:: What you need to do ::
Answer these questions from the text on General Spanky:
1. Who is credited with the music?
2. How long does the film run?
3. In what month and year did Roach sell the Our Gang unit to MGM?

:: Selection ::
- Directed by: Fred Newmeyer Gordon Douglas
- Written by: Richard Flournoy John Guedel Carl Harbaugh Hal Yates
- Produced by: Hal Roach
- Starring: George McFarland Phillips Holmes Rosina Lawrence Billie Thomas Carl Switzer
- Cinematography: Art Lloyd Walter Lundin
- Music by: Marvin Hatley
- Production company: Hal Roach Studios
- Distributed by: Metro-Goldwyn-Mayer
- Release date: December 11, 1936;
- Running time: 71 minutes
- Country: United States
- Language: English

= General Spanky =

1936 film by Fred C. Newmeyer, Gordon Douglas

General Spanky is a 1936 American comedy film produced by Hal Roach. A spin-off of Roach's popular Our Gang short subjects, the film stars George McFarland, Phillips Holmes, Rosina Lawrence, Billie Thomas and Carl Switzer. Directed by Fred Newmeyer and Gordon Douglas, it was originally released to theaters on December 11, 1936, by Metro-Goldwyn-Mayer (MGM).

This film, a Civil War period piece, was intended as an experiment to determine if Roach could move Our Gang into features, as the double feature and block booking were slowly smothering his short subjects production. The film was a box-office disappointment and, after another year of shorts production, Roach ended up selling the Our Gang unit to MGM in May 1938.

:: Box coordinate listings ::

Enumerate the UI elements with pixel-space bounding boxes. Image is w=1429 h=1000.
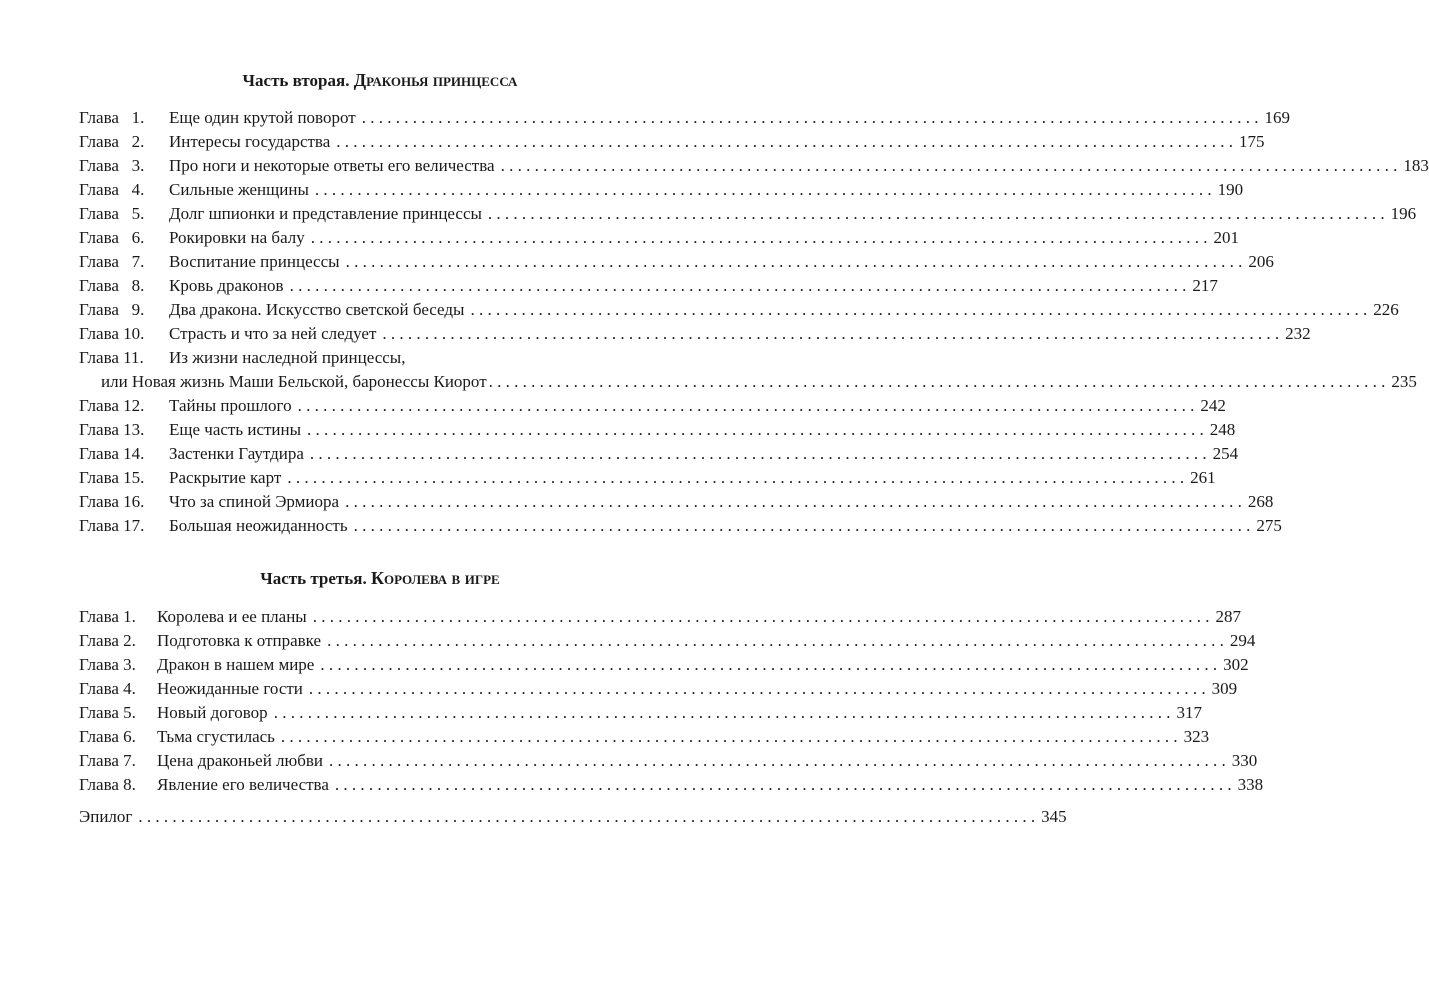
- toc-entry[interactable]: [79, 723, 1210, 747]
- toc-entry[interactable]: [79, 344, 1417, 392]
- toc-entry[interactable]: [79, 512, 1282, 536]
- chapter-label: Глава 1.: [79, 607, 136, 626]
- page-number: 175: [1239, 132, 1265, 151]
- chapter-title: Цена драконьей любви: [157, 751, 324, 770]
- chapter-title: Новый договор: [157, 703, 268, 722]
- dot-leader: [336, 132, 1233, 152]
- dot-leader: [307, 420, 1204, 440]
- toc-entry[interactable]: [79, 627, 1256, 651]
- toc-entry[interactable]: [79, 152, 1429, 176]
- chapter-title: Интересы государства: [169, 132, 331, 151]
- dot-leader: [320, 655, 1217, 675]
- toc-entry[interactable]: [79, 747, 1258, 771]
- chapter-label: Глава 11.: [79, 348, 144, 367]
- chapter-label: Глава 7.: [79, 751, 136, 770]
- page-number: 169: [1264, 108, 1290, 127]
- toc-entry[interactable]: [79, 104, 1290, 128]
- chapter-label: Глава 4.: [79, 679, 136, 698]
- chapter-title: Неожиданные гости: [157, 679, 303, 698]
- dot-leader: [281, 727, 1178, 747]
- dot-leader: [313, 607, 1210, 627]
- part-two-chapter-list: [79, 104, 1429, 536]
- dot-leader: [298, 396, 1195, 416]
- epilogue-list: [79, 803, 1067, 827]
- dot-leader: [138, 807, 1035, 827]
- chapter-title-continued: или Новая жизнь Маши Бельской, баронессы Киорот: [101, 372, 487, 391]
- chapter-title: Тьма сгустилась: [157, 727, 275, 746]
- chapter-title: Рокировки на балу: [169, 228, 305, 247]
- page-number: 232: [1285, 324, 1311, 343]
- toc-entry[interactable]: [79, 128, 1265, 152]
- page-number: 287: [1215, 607, 1241, 626]
- page-number: 183: [1403, 156, 1429, 175]
- chapter-title: Явление его величества: [157, 775, 329, 794]
- dot-leader: [362, 108, 1259, 128]
- chapter-label: Глава 9.: [79, 300, 145, 319]
- part-three-title-main: Часть третья.: [260, 569, 371, 588]
- chapter-title: Из жизни наследной принцессы,: [169, 348, 406, 367]
- chapter-title: Сильные женщины: [169, 180, 309, 199]
- dot-leader: [354, 516, 1251, 536]
- toc-entry[interactable]: [79, 651, 1249, 675]
- chapter-label: Глава 5.: [79, 703, 136, 722]
- chapter-title: Кровь драконов: [169, 276, 284, 295]
- chapter-label: Глава 8.: [79, 775, 136, 794]
- toc-entry[interactable]: [79, 176, 1244, 200]
- toc-entry-epilogue[interactable]: [79, 803, 1067, 827]
- dot-leader: [311, 228, 1208, 248]
- toc-entry[interactable]: [79, 296, 1399, 320]
- toc-entry[interactable]: [79, 440, 1239, 464]
- dot-leader: [382, 324, 1279, 344]
- dot-leader: [290, 276, 1187, 296]
- page-number: 309: [1211, 679, 1238, 698]
- chapter-title: Про ноги и некоторые ответы его величества: [169, 156, 495, 175]
- toc-entry[interactable]: [79, 771, 1264, 795]
- chapter-label: Глава 10.: [79, 324, 145, 343]
- page-number: 330: [1231, 751, 1258, 770]
- page-number: 302: [1223, 655, 1249, 674]
- page-number: 275: [1256, 516, 1282, 535]
- page-number: 268: [1247, 492, 1274, 511]
- chapter-title: Большая неожиданность: [169, 516, 348, 535]
- chapter-label: Глава 14.: [79, 444, 145, 463]
- toc-entry[interactable]: [79, 488, 1274, 512]
- chapter-label: Глава 3.: [79, 156, 145, 175]
- chapter-title: Страсть и что за ней следует: [169, 324, 377, 343]
- dot-leader: [329, 751, 1226, 771]
- page-number: 206: [1248, 252, 1274, 271]
- chapter-title: Дракон в нашем мире: [157, 655, 315, 674]
- page-number: 242: [1200, 396, 1226, 415]
- chapter-label: Глава 5.: [79, 204, 145, 223]
- dot-leader: [309, 679, 1206, 699]
- page-number: 235: [1391, 372, 1417, 391]
- chapter-label: Глава 15.: [79, 468, 145, 487]
- toc-entry[interactable]: [79, 699, 1202, 723]
- dot-leader: [274, 703, 1171, 723]
- toc-entry[interactable]: [79, 603, 1241, 627]
- toc-entry[interactable]: [79, 248, 1274, 272]
- chapter-label: Глава 13.: [79, 420, 145, 439]
- chapter-line-second: [79, 370, 1417, 392]
- chapter-line-first: [79, 344, 683, 370]
- part-two-title-sub: Драконья принцесса: [353, 70, 518, 90]
- chapter-label: Глава 7.: [79, 252, 145, 271]
- chapter-title: Еще один крутой поворот: [169, 108, 356, 127]
- page-number: 248: [1209, 420, 1236, 439]
- toc-entry[interactable]: [79, 416, 1236, 440]
- page-number: 294: [1229, 631, 1256, 650]
- chapter-title: Что за спиной Эрмиора: [169, 492, 340, 511]
- chapter-title: Воспитание принцессы: [169, 252, 340, 271]
- dot-leader: [310, 444, 1207, 464]
- chapter-label: Глава 2.: [79, 132, 145, 151]
- chapter-title: Подготовка к отправке: [157, 631, 322, 650]
- dot-leader: [315, 180, 1212, 200]
- page-number: 201: [1213, 228, 1239, 247]
- dot-leader: [501, 156, 1398, 176]
- page-number: 217: [1192, 276, 1218, 295]
- chapter-title: Тайны прошлого: [169, 396, 292, 415]
- chapter-title: Два дракона. Искусство светской беседы: [169, 300, 465, 319]
- chapter-title: Застенки Гаутдира: [169, 444, 304, 463]
- page-number: 323: [1183, 727, 1210, 746]
- page-number: 254: [1212, 444, 1239, 463]
- part-two-heading: [0, 70, 760, 91]
- dot-leader: [345, 492, 1242, 512]
- chapter-label: Глава 6.: [79, 727, 136, 746]
- toc-entry[interactable]: [79, 272, 1218, 296]
- chapter-label: Глава 12.: [79, 396, 145, 415]
- chapter-label: Глава 3.: [79, 655, 136, 674]
- part-three-heading: [0, 568, 760, 589]
- page-number: 345: [1041, 807, 1067, 826]
- part-three-chapter-list: [79, 603, 1264, 795]
- chapter-label: Глава 2.: [79, 631, 136, 650]
- chapter-title: Королева и ее планы: [157, 607, 307, 626]
- chapter-label: Глава 8.: [79, 276, 145, 295]
- dot-leader: [327, 631, 1224, 651]
- dot-leader: [488, 204, 1385, 224]
- part-three-title-sub: Королева в игре: [370, 568, 500, 588]
- dot-leader: [287, 468, 1184, 488]
- toc-entry[interactable]: [79, 200, 1417, 224]
- toc-entry[interactable]: [79, 224, 1239, 248]
- page-number: 338: [1237, 775, 1264, 794]
- dot-leader: [470, 300, 1367, 320]
- chapter-label: Глава 17.: [79, 516, 145, 535]
- epilogue-title: Эпилог: [79, 807, 133, 826]
- page-number: 317: [1176, 703, 1202, 722]
- toc-entry[interactable]: [79, 464, 1216, 488]
- dot-leader: [489, 372, 1386, 392]
- chapter-title: Раскрытие карт: [169, 468, 282, 487]
- page-number: 196: [1390, 204, 1417, 223]
- page-number: 226: [1373, 300, 1399, 319]
- part-two-title-main: Часть вторая.: [242, 71, 354, 90]
- page-number: 261: [1190, 468, 1216, 487]
- chapter-title: Еще часть истины: [169, 420, 302, 439]
- toc-entry[interactable]: [79, 675, 1238, 699]
- chapter-label: Глава 6.: [79, 228, 145, 247]
- chapter-label: Глава 4.: [79, 180, 145, 199]
- toc-entry[interactable]: [79, 320, 1311, 344]
- chapter-label: Глава 16.: [79, 492, 145, 511]
- dot-leader: [346, 252, 1243, 272]
- toc-entry[interactable]: [79, 392, 1226, 416]
- page-number: 190: [1217, 180, 1244, 199]
- chapter-label: Глава 1.: [79, 108, 145, 127]
- chapter-title: Долг шпионки и представление принцессы: [169, 204, 482, 223]
- dot-leader: [335, 775, 1232, 795]
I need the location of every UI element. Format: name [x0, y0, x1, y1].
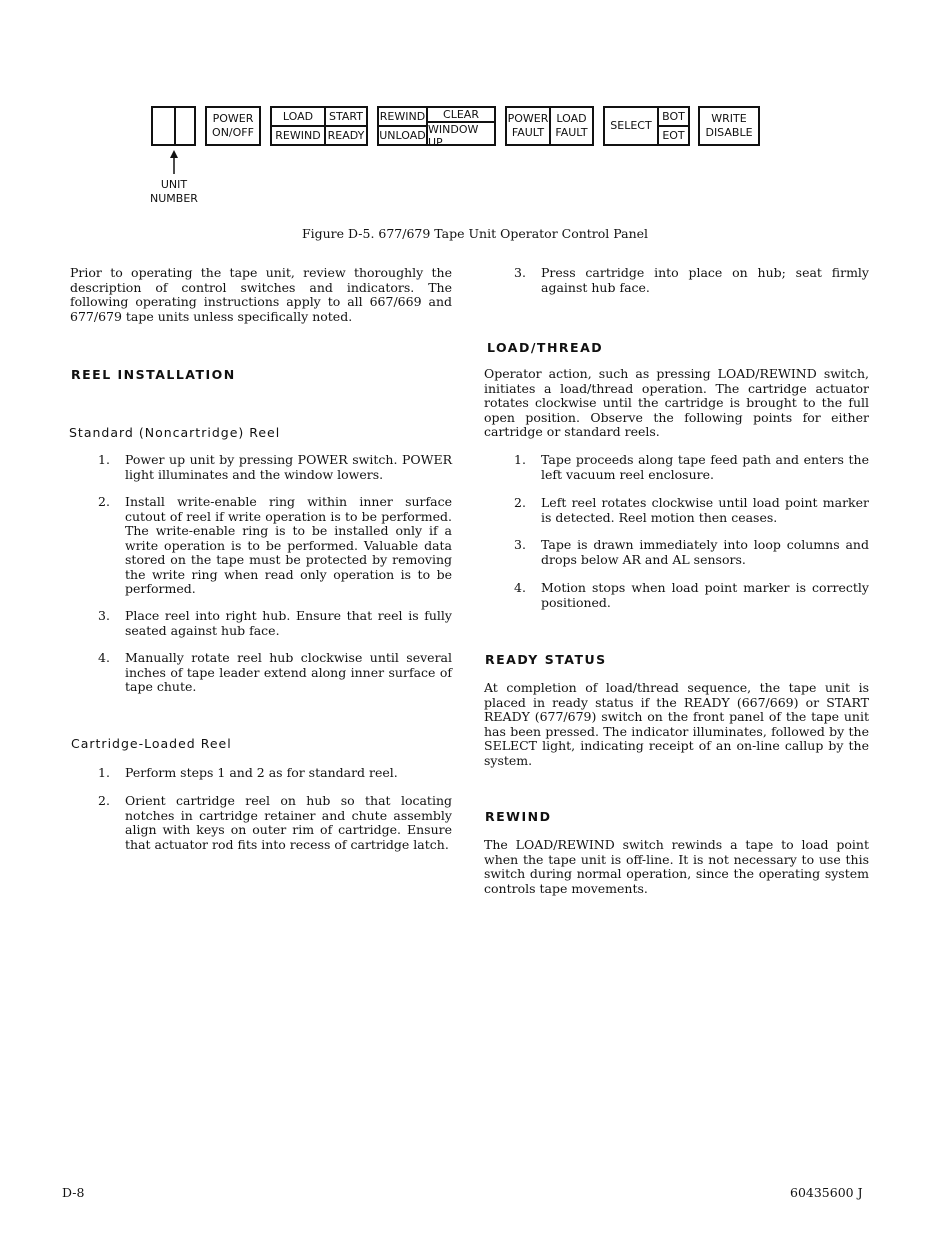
unit-number-label: UNIT NUMBER [150, 178, 198, 205]
cartridge-reel-heading: Cartridge-Loaded Reel [71, 736, 232, 751]
load-fault-indicator: LOAD FAULT [555, 112, 588, 139]
fault-indicators [505, 106, 594, 146]
reel-installation-heading: REEL INSTALLATION [71, 367, 236, 382]
rewind-heading: REWIND [485, 809, 552, 824]
on-off-label: ON/OFF [212, 126, 254, 139]
load-thread-intro: Operator action, such as pressing LOAD/REWIND switch, initiates a load/thread operation. The cartridge actuator rotates clockwise until the cartridge is brought to the full open position. Observe the following points for either cartridge or standard reels. [484, 366, 869, 439]
select-group [603, 106, 690, 146]
power-label: POWER [212, 112, 254, 125]
rewind-clear-group [377, 106, 496, 149]
select-indicator: SELECT [605, 108, 659, 144]
unit-digit-right [176, 108, 194, 144]
bot-eot-indicator: BOT EOT [659, 108, 688, 144]
figure-caption: Figure D-5. 677/679 Tape Unit Operator Control Panel [301, 226, 649, 241]
ready-status-heading: READY STATUS [485, 652, 607, 667]
load-start-group [270, 106, 368, 146]
write-disable-indicator: WRITE DISABLE [698, 106, 760, 146]
ready-status-paragraph: At completion of load/thread sequence, the tape unit is placed in ready status if the READY (667/669) or START READY (677/679) switch on the front panel of the tape unit has been pressed. The indicator illuminates, followed by the SELECT light, indicating receipt of an on-line callup by the system. [484, 680, 869, 768]
page-number: D-8 [62, 1185, 85, 1200]
unit-number-display [151, 106, 196, 146]
load-rewind-switch: LOAD REWIND [272, 108, 326, 144]
load-thread-heading: LOAD/THREAD [487, 340, 604, 355]
start-ready-switch: START READY [327, 110, 365, 142]
rewind-unload-switch: REWIND UNLOAD [379, 108, 428, 144]
document-number: 60435600 J [790, 1185, 863, 1200]
power-switch [205, 106, 261, 146]
arrow-up-icon [166, 150, 182, 176]
standard-reel-heading: Standard (Noncartridge) Reel [69, 425, 281, 440]
rewind-paragraph: The LOAD/REWIND switch rewinds a tape to load point when the tape unit is off-line. It is not necessary to use this switch during normal operation, since the operating system controls tape movements. [484, 837, 869, 896]
power-fault-indicator: POWER FAULT [507, 108, 551, 144]
unit-digit-left [153, 108, 176, 144]
clear-window-switch: CLEAR WINDOW UP [428, 108, 494, 144]
intro-paragraph: Prior to operating the tape unit, review thoroughly the description of control switches and indicators. The following operating instructions apply to all 667/669 and 677/679 tape units unless specifically noted. [70, 265, 452, 324]
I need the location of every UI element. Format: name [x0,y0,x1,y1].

:: Exercise answer ::
1. Marvin Hatley
2. 71 minutes
3. May 1938